The exercise:
List every line below containing "Micro".

Given entries:

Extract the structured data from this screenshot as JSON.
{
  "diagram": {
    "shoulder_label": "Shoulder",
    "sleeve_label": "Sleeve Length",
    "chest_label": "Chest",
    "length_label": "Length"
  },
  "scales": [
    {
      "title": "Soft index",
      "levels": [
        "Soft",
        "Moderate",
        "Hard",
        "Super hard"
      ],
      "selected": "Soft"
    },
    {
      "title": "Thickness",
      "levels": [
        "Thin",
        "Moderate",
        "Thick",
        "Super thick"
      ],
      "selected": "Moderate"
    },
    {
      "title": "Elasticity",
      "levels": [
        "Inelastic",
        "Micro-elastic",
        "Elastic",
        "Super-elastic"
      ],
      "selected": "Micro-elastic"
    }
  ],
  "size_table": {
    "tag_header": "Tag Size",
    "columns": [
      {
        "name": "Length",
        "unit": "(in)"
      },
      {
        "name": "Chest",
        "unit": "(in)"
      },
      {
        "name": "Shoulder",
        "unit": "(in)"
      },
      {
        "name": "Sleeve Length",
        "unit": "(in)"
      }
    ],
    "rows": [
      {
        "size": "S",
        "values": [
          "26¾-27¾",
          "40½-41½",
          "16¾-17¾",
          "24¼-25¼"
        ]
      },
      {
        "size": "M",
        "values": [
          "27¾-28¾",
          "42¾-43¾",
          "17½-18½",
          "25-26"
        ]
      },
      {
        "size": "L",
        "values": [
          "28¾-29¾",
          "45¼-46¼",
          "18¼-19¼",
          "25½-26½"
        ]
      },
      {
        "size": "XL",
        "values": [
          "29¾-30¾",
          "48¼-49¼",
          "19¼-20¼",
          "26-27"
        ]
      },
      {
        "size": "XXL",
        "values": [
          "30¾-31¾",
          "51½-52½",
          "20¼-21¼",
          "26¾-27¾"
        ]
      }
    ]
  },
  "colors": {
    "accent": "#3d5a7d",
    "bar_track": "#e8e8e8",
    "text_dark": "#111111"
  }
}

Result:
        "Micro-elastic",
      "selected": "Micro-elastic"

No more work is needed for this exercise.